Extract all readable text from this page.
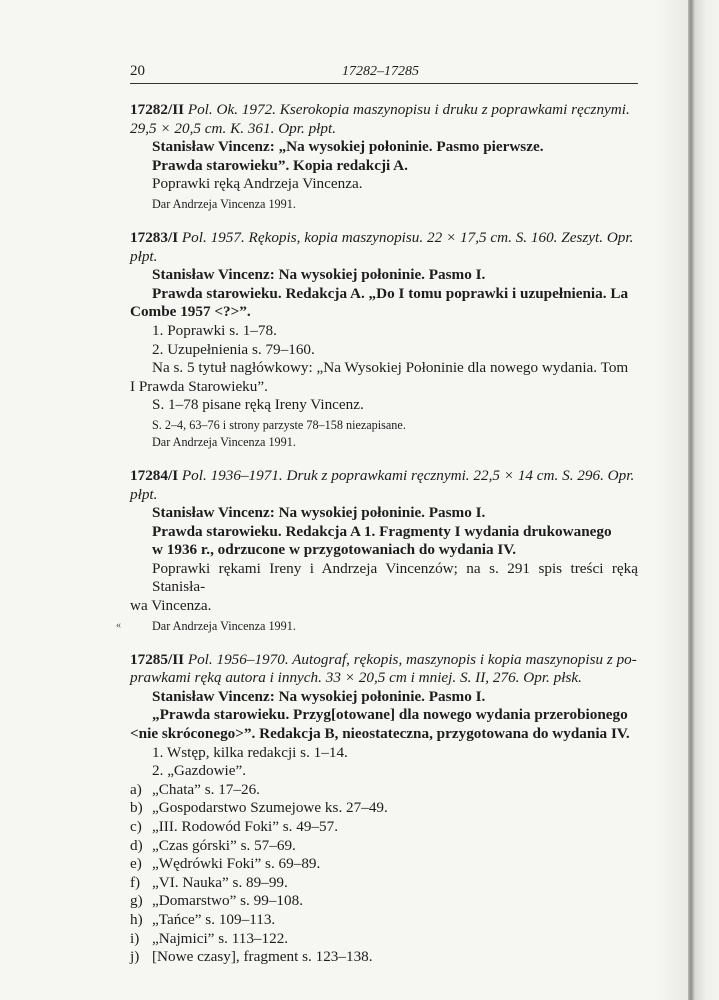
20	17282–17285
«

17282/II Pol. Ok. 1972. Kserokopia maszynopisu i druku z poprawkami ręcznymi.

29,5 × 20,5 cm. K. 361. Opr. płpt.

Stanisław Vincenz: „Na wysokiej połoninie. Pasmo pierwsze.

Prawda starowieku”. Kopia redakcji A.

Poprawki ręką Andrzeja Vincenza.

Dar Andrzeja Vincenza 1991.

17283/I Pol. 1957. Rękopis, kopia maszynopisu. 22 × 17,5 cm. S. 160. Zeszyt. Opr.

płpt.

Stanisław Vincenz: Na wysokiej połoninie. Pasmo I.

Prawda starowieku. Redakcja A. „Do I tomu poprawki i uzupełnienia. La

Combe 1957 <?>”.

1. Poprawki s. 1–78.

2. Uzupełnienia s. 79–160.

Na s. 5 tytuł nagłówkowy: „Na Wysokiej Połoninie dla nowego wydania. Tom

I Prawda Starowieku”.

S. 1–78 pisane ręką Ireny Vincenz.

S. 2–4, 63–76 i strony parzyste 78–158 niezapisane.

Dar Andrzeja Vincenza 1991.

17284/I Pol. 1936–1971. Druk z poprawkami ręcznymi. 22,5 × 14 cm. S. 296. Opr.

płpt.

Stanisław Vincenz: Na wysokiej połoninie. Pasmo I.

Prawda starowieku. Redakcja A 1. Fragmenty I wydania drukowanego

w 1936 r., odrzucone w przygotowaniach do wydania IV.

Poprawki rękami Ireny i Andrzeja Vincenzów; na s. 291 spis treści ręką Stanisła-

wa Vincenza.

Dar Andrzeja Vincenza 1991.

17285/II Pol. 1956–1970. Autograf, rękopis, maszynopis i kopia maszynopisu z po-

prawkami ręką autora i innych. 33 × 20,5 cm i mniej. S. II, 276. Opr. płsk.

Stanisław Vincenz: Na wysokiej połoninie. Pasmo I.

„Prawda starowieku. Przyg[otowane] dla nowego wydania przerobionego

<nie skróconego>”. Redakcja B, nieostateczna, przygotowana do wydania IV.

1. Wstęp, kilka redakcji s. 1–14.

2. „Gazdowie”.

a) „Chata” s. 17–26.
b) „Gospodarstwo Szumejowe ks. 27–49.
c) „III. Rodowód Foki” s. 49–57.
d) „Czas górski” s. 57–69.
e) „Wędrówki Foki” s. 69–89.
f) „VI. Nauka” s. 89–99.
g) „Domarstwo” s. 99–108.
h) „Tańce” s. 109–113.
i) „Najmici” s. 113–122.
j) [Nowe czasy], fragment s. 123–138.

-.-.-

▶ _DO THIS_
In this exercise, set down all of the data exactly, without the pictures.

▶ _OUTPUT FOR THIS TASK_
Extract all readable text from this page.
20	17282–17285
«

17282/II Pol. Ok. 1972. Kserokopia maszynopisu i druku z poprawkami ręcznymi.

29,5 × 20,5 cm. K. 361. Opr. płpt.

Stanisław Vincenz: „Na wysokiej połoninie. Pasmo pierwsze.

Prawda starowieku”. Kopia redakcji A.

Poprawki ręką Andrzeja Vincenza.

Dar Andrzeja Vincenza 1991.

17283/I Pol. 1957. Rękopis, kopia maszynopisu. 22 × 17,5 cm. S. 160. Zeszyt. Opr.

płpt.

Stanisław Vincenz: Na wysokiej połoninie. Pasmo I.

Prawda starowieku. Redakcja A. „Do I tomu poprawki i uzupełnienia. La

Combe 1957 <?>”.

1. Poprawki s. 1–78.

2. Uzupełnienia s. 79–160.

Na s. 5 tytuł nagłówkowy: „Na Wysokiej Połoninie dla nowego wydania. Tom

I Prawda Starowieku”.

S. 1–78 pisane ręką Ireny Vincenz.

S. 2–4, 63–76 i strony parzyste 78–158 niezapisane.

Dar Andrzeja Vincenza 1991.

17284/I Pol. 1936–1971. Druk z poprawkami ręcznymi. 22,5 × 14 cm. S. 296. Opr.

płpt.

Stanisław Vincenz: Na wysokiej połoninie. Pasmo I.

Prawda starowieku. Redakcja A 1. Fragmenty I wydania drukowanego

w 1936 r., odrzucone w przygotowaniach do wydania IV.

Poprawki rękami Ireny i Andrzeja Vincenzów; na s. 291 spis treści ręką Stanisła-

wa Vincenza.

Dar Andrzeja Vincenza 1991.

17285/II Pol. 1956–1970. Autograf, rękopis, maszynopis i kopia maszynopisu z po-

prawkami ręką autora i innych. 33 × 20,5 cm i mniej. S. II, 276. Opr. płsk.

Stanisław Vincenz: Na wysokiej połoninie. Pasmo I.

„Prawda starowieku. Przyg[otowane] dla nowego wydania przerobionego

<nie skróconego>”. Redakcja B, nieostateczna, przygotowana do wydania IV.

1. Wstęp, kilka redakcji s. 1–14.

2. „Gazdowie”.

a) „Chata” s. 17–26.
b) „Gospodarstwo Szumejowe ks. 27–49.
c) „III. Rodowód Foki” s. 49–57.
d) „Czas górski” s. 57–69.
e) „Wędrówki Foki” s. 69–89.
f) „VI. Nauka” s. 89–99.
g) „Domarstwo” s. 99–108.
h) „Tańce” s. 109–113.
i) „Najmici” s. 113–122.
j) [Nowe czasy], fragment s. 123–138.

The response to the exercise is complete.